» TASK PROMPT: Transcribe the full listing with no word altered.

□ □ □ □ □ □ □

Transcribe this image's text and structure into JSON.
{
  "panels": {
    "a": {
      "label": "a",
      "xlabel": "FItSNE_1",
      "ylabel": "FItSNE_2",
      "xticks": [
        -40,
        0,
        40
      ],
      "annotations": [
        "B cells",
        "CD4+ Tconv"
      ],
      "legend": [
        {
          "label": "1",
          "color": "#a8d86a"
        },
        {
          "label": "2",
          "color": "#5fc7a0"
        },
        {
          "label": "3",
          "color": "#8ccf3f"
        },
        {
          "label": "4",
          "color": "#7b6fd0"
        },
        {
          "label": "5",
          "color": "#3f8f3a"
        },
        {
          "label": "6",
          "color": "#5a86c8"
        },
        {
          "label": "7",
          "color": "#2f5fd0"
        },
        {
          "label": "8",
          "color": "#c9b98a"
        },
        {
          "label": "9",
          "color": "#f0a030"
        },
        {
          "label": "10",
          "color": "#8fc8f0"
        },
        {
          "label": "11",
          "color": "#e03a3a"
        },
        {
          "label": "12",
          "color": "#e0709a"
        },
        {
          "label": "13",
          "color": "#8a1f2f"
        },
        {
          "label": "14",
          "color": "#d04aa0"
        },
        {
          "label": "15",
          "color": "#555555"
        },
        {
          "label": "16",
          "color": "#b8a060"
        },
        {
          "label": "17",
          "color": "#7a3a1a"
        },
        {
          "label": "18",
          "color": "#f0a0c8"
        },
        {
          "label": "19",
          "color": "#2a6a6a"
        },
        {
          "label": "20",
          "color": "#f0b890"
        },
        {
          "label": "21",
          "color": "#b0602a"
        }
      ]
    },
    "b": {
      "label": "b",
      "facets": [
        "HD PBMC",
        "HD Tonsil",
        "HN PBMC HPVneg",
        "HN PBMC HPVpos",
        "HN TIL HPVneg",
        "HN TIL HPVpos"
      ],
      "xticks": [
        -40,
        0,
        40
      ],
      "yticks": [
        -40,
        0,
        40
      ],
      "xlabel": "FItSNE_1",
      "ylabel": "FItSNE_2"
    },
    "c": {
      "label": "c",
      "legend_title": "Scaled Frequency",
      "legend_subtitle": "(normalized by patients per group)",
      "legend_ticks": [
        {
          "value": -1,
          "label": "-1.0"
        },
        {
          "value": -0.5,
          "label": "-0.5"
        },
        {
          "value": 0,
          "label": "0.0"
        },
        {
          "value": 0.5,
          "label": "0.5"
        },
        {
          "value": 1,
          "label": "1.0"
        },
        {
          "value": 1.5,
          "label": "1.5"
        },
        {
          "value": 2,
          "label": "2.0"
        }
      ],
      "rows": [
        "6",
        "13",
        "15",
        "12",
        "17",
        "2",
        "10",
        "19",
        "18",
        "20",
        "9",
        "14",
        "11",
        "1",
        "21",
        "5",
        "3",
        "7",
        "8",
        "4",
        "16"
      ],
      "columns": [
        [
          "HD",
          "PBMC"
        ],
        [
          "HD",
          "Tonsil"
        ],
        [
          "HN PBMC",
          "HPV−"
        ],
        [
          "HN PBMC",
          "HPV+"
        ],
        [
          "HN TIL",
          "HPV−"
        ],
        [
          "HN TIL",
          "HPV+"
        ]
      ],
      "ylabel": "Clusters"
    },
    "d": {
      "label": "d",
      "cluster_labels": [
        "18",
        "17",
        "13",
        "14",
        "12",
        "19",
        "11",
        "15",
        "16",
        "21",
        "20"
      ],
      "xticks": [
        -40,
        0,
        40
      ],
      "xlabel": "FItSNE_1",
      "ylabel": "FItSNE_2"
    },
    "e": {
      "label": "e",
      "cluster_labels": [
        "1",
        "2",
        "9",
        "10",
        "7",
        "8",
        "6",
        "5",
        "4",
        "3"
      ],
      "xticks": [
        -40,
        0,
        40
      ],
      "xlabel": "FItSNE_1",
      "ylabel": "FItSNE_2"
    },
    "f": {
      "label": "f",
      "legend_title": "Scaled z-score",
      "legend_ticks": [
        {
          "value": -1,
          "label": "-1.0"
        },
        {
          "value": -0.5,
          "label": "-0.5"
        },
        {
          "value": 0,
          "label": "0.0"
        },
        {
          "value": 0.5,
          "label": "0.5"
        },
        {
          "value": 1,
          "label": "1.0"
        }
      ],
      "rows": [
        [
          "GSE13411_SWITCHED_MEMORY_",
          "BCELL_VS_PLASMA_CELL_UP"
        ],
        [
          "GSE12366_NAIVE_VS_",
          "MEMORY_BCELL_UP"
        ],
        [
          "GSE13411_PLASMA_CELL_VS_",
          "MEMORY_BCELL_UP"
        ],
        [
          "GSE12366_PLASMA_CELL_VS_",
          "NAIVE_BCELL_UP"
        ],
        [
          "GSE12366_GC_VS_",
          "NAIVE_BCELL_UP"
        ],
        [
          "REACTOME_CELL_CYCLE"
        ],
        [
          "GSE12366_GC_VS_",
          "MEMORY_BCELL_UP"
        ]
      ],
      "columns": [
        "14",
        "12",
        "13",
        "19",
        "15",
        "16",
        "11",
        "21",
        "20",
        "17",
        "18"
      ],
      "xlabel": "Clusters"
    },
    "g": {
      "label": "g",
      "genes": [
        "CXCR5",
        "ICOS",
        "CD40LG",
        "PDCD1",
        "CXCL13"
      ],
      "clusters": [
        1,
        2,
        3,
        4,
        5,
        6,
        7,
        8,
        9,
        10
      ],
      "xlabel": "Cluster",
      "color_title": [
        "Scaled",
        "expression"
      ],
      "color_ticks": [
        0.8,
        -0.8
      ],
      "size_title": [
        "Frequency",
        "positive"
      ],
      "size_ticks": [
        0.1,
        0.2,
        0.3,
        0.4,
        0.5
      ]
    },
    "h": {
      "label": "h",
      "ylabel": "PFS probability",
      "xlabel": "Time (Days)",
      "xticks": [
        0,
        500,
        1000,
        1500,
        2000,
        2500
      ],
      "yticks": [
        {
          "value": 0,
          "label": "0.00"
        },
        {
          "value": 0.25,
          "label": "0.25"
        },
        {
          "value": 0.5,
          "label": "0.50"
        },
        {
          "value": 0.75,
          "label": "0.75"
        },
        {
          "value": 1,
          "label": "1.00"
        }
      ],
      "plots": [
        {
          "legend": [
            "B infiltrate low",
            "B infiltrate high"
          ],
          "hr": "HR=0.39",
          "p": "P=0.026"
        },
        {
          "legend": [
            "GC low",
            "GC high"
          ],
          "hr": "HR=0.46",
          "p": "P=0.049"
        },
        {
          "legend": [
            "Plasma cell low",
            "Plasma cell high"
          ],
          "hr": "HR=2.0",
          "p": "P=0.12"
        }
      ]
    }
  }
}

□ □ □ □ □ □ □

» EXPECTED ANSWER:
Transcribe this image's text and structure into JSON.
{
  "panels": {
    "a": {
      "label": "a",
      "xlabel": "FItSNE_1",
      "ylabel": "FItSNE_2",
      "xticks": [
        -40,
        0,
        40
      ],
      "annotations": [
        "B cells",
        "CD4+ Tconv"
      ],
      "legend": [
        {
          "label": "1",
          "color": "#a8d86a"
        },
        {
          "label": "2",
          "color": "#5fc7a0"
        },
        {
          "label": "3",
          "color": "#8ccf3f"
        },
        {
          "label": "4",
          "color": "#7b6fd0"
        },
        {
          "label": "5",
          "color": "#3f8f3a"
        },
        {
          "label": "6",
          "color": "#5a86c8"
        },
        {
          "label": "7",
          "color": "#2f5fd0"
        },
        {
          "label": "8",
          "color": "#c9b98a"
        },
        {
          "label": "9",
          "color": "#f0a030"
        },
        {
          "label": "10",
          "color": "#8fc8f0"
        },
        {
          "label": "11",
          "color": "#e03a3a"
        },
        {
          "label": "12",
          "color": "#e0709a"
        },
        {
          "label": "13",
          "color": "#8a1f2f"
        },
        {
          "label": "14",
          "color": "#d04aa0"
        },
        {
          "label": "15",
          "color": "#555555"
        },
        {
          "label": "16",
          "color": "#b8a060"
        },
        {
          "label": "17",
          "color": "#7a3a1a"
        },
        {
          "label": "18",
          "color": "#f0a0c8"
        },
        {
          "label": "19",
          "color": "#2a6a6a"
        },
        {
          "label": "20",
          "color": "#f0b890"
        },
        {
          "label": "21",
          "color": "#b0602a"
        }
      ]
    },
    "b": {
      "label": "b",
      "facets": [
        "HD PBMC",
        "HD Tonsil",
        "HN PBMC HPVneg",
        "HN PBMC HPVpos",
        "HN TIL HPVneg",
        "HN TIL HPVpos"
      ],
      "xticks": [
        -40,
        0,
        40
      ],
      "yticks": [
        -40,
        0,
        40
      ],
      "xlabel": "FItSNE_1",
      "ylabel": "FItSNE_2"
    },
    "c": {
      "label": "c",
      "legend_title": "Scaled Frequency",
      "legend_subtitle": "(normalized by patients per group)",
      "legend_ticks": [
        {
          "value": -1,
          "label": "-1.0"
        },
        {
          "value": -0.5,
          "label": "-0.5"
        },
        {
          "value": 0,
          "label": "0.0"
        },
        {
          "value": 0.5,
          "label": "0.5"
        },
        {
          "value": 1,
          "label": "1.0"
        },
        {
          "value": 1.5,
          "label": "1.5"
        },
        {
          "value": 2,
          "label": "2.0"
        }
      ],
      "rows": [
        "6",
        "13",
        "15",
        "12",
        "17",
        "2",
        "10",
        "19",
        "18",
        "20",
        "9",
        "14",
        "11",
        "1",
        "21",
        "5",
        "3",
        "7",
        "8",
        "4",
        "16"
      ],
      "columns": [
        [
          "HD",
          "PBMC"
        ],
        [
          "HD",
          "Tonsil"
        ],
        [
          "HN PBMC",
          "HPV−"
        ],
        [
          "HN PBMC",
          "HPV+"
        ],
        [
          "HN TIL",
          "HPV−"
        ],
        [
          "HN TIL",
          "HPV+"
        ]
      ],
      "ylabel": "Clusters"
    },
    "d": {
      "label": "d",
      "cluster_labels": [
        "18",
        "17",
        "13",
        "14",
        "12",
        "19",
        "11",
        "15",
        "16",
        "21",
        "20"
      ],
      "xticks": [
        -40,
        0,
        40
      ],
      "xlabel": "FItSNE_1",
      "ylabel": "FItSNE_2"
    },
    "e": {
      "label": "e",
      "cluster_labels": [
        "1",
        "2",
        "9",
        "10",
        "7",
        "8",
        "6",
        "5",
        "4",
        "3"
      ],
      "xticks": [
        -40,
        0,
        40
      ],
      "xlabel": "FItSNE_1",
      "ylabel": "FItSNE_2"
    },
    "f": {
      "label": "f",
      "legend_title": "Scaled z-score",
      "legend_ticks": [
        {
          "value": -1,
          "label": "-1.0"
        },
        {
          "value": -0.5,
          "label": "-0.5"
        },
        {
          "value": 0,
          "label": "0.0"
        },
        {
          "value": 0.5,
          "label": "0.5"
        },
        {
          "value": 1,
          "label": "1.0"
        }
      ],
      "rows": [
        [
          "GSE13411_SWITCHED_MEMORY_",
          "BCELL_VS_PLASMA_CELL_UP"
        ],
        [
          "GSE12366_NAIVE_VS_",
          "MEMORY_BCELL_UP"
        ],
        [
          "GSE13411_PLASMA_CELL_VS_",
          "MEMORY_BCELL_UP"
        ],
        [
          "GSE12366_PLASMA_CELL_VS_",
          "NAIVE_BCELL_UP"
        ],
        [
          "GSE12366_GC_VS_",
          "NAIVE_BCELL_UP"
        ],
        [
          "REACTOME_CELL_CYCLE"
        ],
        [
          "GSE12366_GC_VS_",
          "MEMORY_BCELL_UP"
        ]
      ],
      "columns": [
        "14",
        "12",
        "13",
        "19",
        "15",
        "16",
        "11",
        "21",
        "20",
        "17",
        "18"
      ],
      "xlabel": "Clusters"
    },
    "g": {
      "label": "g",
      "genes": [
        "CXCR5",
        "ICOS",
        "CD40LG",
        "PDCD1",
        "CXCL13"
      ],
      "clusters": [
        1,
        2,
        3,
        4,
        5,
        6,
        7,
        8,
        9,
        10
      ],
      "xlabel": "Cluster",
      "color_title": [
        "Scaled",
        "expression"
      ],
      "color_ticks": [
        0.8,
        -0.8
      ],
      "size_title": [
        "Frequency",
        "positive"
      ],
      "size_ticks": [
        0.1,
        0.2,
        0.3,
        0.4,
        0.5
      ]
    },
    "h": {
      "label": "h",
      "ylabel": "PFS probability",
      "xlabel": "Time (Days)",
      "xticks": [
        0,
        500,
        1000,
        1500,
        2000,
        2500
      ],
      "yticks": [
        {
          "value": 0,
          "label": "0.00"
        },
        {
          "value": 0.25,
          "label": "0.25"
        },
        {
          "value": 0.5,
          "label": "0.50"
        },
        {
          "value": 0.75,
          "label": "0.75"
        },
        {
          "value": 1,
          "label": "1.00"
        }
      ],
      "plots": [
        {
          "legend": [
            "B infiltrate low",
            "B infiltrate high"
          ],
          "hr": "HR=0.39",
          "p": "P=0.026"
        },
        {
          "legend": [
            "GC low",
            "GC high"
          ],
          "hr": "HR=0.46",
          "p": "P=0.049"
        },
        {
          "legend": [
            "Plasma cell low",
            "Plasma cell high"
          ],
          "hr": "HR=2.0",
          "p": "P=0.12"
        }
      ]
    }
  }
}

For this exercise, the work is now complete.